Dataset excerpt:
========================================================================

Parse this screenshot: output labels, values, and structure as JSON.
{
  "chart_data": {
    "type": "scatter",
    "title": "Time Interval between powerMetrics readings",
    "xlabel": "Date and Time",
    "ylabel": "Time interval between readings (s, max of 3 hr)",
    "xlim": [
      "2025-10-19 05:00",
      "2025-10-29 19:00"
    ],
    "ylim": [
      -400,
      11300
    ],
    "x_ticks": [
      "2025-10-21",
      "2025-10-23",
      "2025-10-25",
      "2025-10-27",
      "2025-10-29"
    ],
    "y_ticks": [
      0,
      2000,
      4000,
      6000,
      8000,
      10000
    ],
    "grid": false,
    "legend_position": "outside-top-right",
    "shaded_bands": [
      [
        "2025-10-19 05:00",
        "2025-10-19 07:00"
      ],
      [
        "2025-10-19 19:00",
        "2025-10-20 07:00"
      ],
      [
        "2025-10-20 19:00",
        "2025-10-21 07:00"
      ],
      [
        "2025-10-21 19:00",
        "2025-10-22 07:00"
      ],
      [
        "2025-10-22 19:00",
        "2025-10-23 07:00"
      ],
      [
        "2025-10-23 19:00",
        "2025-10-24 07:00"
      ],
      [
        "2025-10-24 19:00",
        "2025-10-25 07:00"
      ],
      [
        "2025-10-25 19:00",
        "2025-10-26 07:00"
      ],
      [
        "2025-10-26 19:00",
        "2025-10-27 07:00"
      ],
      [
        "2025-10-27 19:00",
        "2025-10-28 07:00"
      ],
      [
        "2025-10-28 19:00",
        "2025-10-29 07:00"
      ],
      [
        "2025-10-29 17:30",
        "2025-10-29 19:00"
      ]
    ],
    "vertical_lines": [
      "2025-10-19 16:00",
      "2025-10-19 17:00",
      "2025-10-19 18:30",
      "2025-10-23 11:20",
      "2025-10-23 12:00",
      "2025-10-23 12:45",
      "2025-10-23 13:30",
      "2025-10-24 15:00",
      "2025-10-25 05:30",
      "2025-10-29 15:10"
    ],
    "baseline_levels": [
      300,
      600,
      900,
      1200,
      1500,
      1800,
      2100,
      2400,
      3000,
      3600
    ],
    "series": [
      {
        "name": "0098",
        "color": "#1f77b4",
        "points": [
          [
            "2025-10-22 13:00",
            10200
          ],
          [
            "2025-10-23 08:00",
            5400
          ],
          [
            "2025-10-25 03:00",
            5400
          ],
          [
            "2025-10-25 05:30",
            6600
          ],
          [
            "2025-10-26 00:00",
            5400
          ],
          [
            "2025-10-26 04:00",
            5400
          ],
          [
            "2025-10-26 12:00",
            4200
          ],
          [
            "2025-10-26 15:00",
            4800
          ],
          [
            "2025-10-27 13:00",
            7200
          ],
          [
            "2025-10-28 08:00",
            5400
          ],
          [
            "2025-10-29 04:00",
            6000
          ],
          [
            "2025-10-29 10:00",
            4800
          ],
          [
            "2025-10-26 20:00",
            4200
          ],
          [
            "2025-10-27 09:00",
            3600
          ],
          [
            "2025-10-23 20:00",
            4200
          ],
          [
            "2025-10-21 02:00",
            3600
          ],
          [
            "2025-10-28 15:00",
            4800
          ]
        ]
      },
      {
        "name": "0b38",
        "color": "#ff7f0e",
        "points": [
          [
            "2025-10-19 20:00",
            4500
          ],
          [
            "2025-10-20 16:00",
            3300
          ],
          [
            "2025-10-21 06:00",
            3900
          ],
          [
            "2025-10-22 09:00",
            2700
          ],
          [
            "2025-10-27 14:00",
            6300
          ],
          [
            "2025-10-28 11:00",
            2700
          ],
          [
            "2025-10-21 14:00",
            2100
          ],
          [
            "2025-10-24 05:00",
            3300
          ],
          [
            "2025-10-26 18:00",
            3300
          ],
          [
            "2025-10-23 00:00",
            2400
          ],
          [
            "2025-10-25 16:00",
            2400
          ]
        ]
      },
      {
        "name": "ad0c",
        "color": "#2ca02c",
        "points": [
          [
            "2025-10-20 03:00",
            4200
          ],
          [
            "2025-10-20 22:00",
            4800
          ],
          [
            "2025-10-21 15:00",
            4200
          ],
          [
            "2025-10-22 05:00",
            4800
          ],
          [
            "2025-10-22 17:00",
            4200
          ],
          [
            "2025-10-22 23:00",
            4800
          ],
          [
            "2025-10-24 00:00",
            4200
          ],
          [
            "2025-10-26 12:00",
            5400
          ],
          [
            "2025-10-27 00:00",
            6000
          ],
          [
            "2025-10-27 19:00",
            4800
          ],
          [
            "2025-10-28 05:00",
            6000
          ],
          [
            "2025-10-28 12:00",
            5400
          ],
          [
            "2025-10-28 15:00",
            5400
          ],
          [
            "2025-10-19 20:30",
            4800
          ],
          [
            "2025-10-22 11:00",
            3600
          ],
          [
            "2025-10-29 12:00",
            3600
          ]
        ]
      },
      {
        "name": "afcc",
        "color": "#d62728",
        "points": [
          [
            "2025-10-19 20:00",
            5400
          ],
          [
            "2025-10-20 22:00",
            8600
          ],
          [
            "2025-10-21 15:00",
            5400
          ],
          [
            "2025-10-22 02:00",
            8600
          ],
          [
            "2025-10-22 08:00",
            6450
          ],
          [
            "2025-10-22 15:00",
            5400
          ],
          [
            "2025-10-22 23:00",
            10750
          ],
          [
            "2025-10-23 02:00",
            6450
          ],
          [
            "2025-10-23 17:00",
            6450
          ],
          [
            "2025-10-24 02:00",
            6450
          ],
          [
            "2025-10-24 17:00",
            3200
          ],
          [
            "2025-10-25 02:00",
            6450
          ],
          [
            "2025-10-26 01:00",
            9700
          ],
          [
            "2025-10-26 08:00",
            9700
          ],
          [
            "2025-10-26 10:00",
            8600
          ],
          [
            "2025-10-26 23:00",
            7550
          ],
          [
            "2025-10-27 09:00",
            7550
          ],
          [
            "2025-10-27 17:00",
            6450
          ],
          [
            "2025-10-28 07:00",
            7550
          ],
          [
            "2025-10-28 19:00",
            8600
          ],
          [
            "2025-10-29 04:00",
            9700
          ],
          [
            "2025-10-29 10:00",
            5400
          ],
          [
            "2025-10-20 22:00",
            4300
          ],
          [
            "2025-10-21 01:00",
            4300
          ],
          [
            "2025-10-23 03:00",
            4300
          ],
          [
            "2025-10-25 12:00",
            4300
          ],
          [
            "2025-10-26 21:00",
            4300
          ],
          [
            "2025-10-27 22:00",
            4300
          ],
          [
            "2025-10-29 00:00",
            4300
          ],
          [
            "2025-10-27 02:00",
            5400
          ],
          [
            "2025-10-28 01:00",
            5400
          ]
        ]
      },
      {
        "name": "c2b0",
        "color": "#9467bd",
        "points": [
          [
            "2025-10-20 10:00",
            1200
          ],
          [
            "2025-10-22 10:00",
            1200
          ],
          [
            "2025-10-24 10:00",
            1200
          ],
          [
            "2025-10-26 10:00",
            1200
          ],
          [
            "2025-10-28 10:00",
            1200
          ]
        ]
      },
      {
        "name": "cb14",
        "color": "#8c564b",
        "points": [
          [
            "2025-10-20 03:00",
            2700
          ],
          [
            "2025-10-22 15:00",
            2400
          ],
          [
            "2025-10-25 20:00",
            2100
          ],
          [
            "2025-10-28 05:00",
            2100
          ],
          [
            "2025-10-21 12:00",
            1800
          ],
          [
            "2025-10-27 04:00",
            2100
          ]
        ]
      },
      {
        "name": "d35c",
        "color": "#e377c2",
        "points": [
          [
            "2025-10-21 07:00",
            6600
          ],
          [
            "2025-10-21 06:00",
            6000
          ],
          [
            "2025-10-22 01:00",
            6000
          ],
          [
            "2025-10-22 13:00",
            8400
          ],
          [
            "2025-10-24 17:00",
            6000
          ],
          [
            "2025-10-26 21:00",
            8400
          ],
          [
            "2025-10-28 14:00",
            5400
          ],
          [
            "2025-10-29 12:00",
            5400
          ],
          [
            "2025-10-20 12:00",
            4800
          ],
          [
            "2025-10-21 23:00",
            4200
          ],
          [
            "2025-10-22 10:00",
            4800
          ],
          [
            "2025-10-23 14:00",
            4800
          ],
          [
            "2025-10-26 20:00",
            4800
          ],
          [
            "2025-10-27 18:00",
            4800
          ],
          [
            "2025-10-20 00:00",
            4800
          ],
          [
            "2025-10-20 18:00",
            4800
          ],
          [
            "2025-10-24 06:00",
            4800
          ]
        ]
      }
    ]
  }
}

========================================================================

Brief:
Looking at the material above, count the lines that hold "name" and give the total alone.

Output:
7